** begin AVAILABLE DATA **

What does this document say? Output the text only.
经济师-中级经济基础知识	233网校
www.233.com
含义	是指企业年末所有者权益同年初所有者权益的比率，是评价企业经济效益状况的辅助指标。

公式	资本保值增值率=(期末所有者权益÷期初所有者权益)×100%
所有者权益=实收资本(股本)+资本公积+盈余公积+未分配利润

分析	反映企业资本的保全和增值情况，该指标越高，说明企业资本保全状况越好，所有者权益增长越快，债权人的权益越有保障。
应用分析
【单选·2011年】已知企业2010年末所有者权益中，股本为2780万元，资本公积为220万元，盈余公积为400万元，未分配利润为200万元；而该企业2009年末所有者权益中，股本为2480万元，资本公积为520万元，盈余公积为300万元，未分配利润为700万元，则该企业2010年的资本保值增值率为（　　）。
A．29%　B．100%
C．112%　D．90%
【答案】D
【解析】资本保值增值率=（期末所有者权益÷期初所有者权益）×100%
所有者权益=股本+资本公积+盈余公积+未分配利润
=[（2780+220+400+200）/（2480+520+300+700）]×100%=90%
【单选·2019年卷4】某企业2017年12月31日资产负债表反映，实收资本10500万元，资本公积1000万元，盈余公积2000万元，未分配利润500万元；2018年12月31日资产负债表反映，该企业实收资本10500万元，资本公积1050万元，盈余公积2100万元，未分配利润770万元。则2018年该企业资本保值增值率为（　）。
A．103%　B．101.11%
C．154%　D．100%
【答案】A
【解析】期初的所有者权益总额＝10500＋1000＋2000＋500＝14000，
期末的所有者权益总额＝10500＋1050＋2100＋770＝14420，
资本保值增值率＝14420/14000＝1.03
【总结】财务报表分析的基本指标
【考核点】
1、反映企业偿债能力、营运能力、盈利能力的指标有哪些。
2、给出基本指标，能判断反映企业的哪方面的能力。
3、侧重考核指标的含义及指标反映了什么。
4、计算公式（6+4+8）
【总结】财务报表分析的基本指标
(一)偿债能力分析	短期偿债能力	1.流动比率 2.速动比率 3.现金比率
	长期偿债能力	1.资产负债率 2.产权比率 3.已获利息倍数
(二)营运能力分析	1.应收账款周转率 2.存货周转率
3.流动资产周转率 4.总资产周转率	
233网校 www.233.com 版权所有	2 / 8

** end AVAILABLE DATA **

◆ **WHAT IS BEING ASKED**
Take the records above and return them exactly as written.

◆ **THE REPLY**
What does this document say? Output the text only.
经济师-中级经济基础知识	233网校
www.233.com
含义	是指企业年末所有者权益同年初所有者权益的比率，是评价企业经济效益状况的辅助指标。

公式	资本保值增值率=(期末所有者权益÷期初所有者权益)×100%
所有者权益=实收资本(股本)+资本公积+盈余公积+未分配利润

分析	反映企业资本的保全和增值情况，该指标越高，说明企业资本保全状况越好，所有者权益增长越快，债权人的权益越有保障。
应用分析
【单选·2011年】已知企业2010年末所有者权益中，股本为2780万元，资本公积为220万元，盈余公积为400万元，未分配利润为200万元；而该企业2009年末所有者权益中，股本为2480万元，资本公积为520万元，盈余公积为300万元，未分配利润为700万元，则该企业2010年的资本保值增值率为（　　）。
A．29%　B．100%
C．112%　D．90%
【答案】D
【解析】资本保值增值率=（期末所有者权益÷期初所有者权益）×100%
所有者权益=股本+资本公积+盈余公积+未分配利润
=[（2780+220+400+200）/（2480+520+300+700）]×100%=90%
【单选·2019年卷4】某企业2017年12月31日资产负债表反映，实收资本10500万元，资本公积1000万元，盈余公积2000万元，未分配利润500万元；2018年12月31日资产负债表反映，该企业实收资本10500万元，资本公积1050万元，盈余公积2100万元，未分配利润770万元。则2018年该企业资本保值增值率为（　）。
A．103%　B．101.11%
C．154%　D．100%
【答案】A
【解析】期初的所有者权益总额＝10500＋1000＋2000＋500＝14000，
期末的所有者权益总额＝10500＋1050＋2100＋770＝14420，
资本保值增值率＝14420/14000＝1.03
【总结】财务报表分析的基本指标
【考核点】
1、反映企业偿债能力、营运能力、盈利能力的指标有哪些。
2、给出基本指标，能判断反映企业的哪方面的能力。
3、侧重考核指标的含义及指标反映了什么。
4、计算公式（6+4+8）
【总结】财务报表分析的基本指标
(一)偿债能力分析	短期偿债能力	1.流动比率 2.速动比率 3.现金比率
	长期偿债能力	1.资产负债率 2.产权比率 3.已获利息倍数
(二)营运能力分析	1.应收账款周转率 2.存货周转率
3.流动资产周转率 4.总资产周转率	
233网校 www.233.com 版权所有	2 / 8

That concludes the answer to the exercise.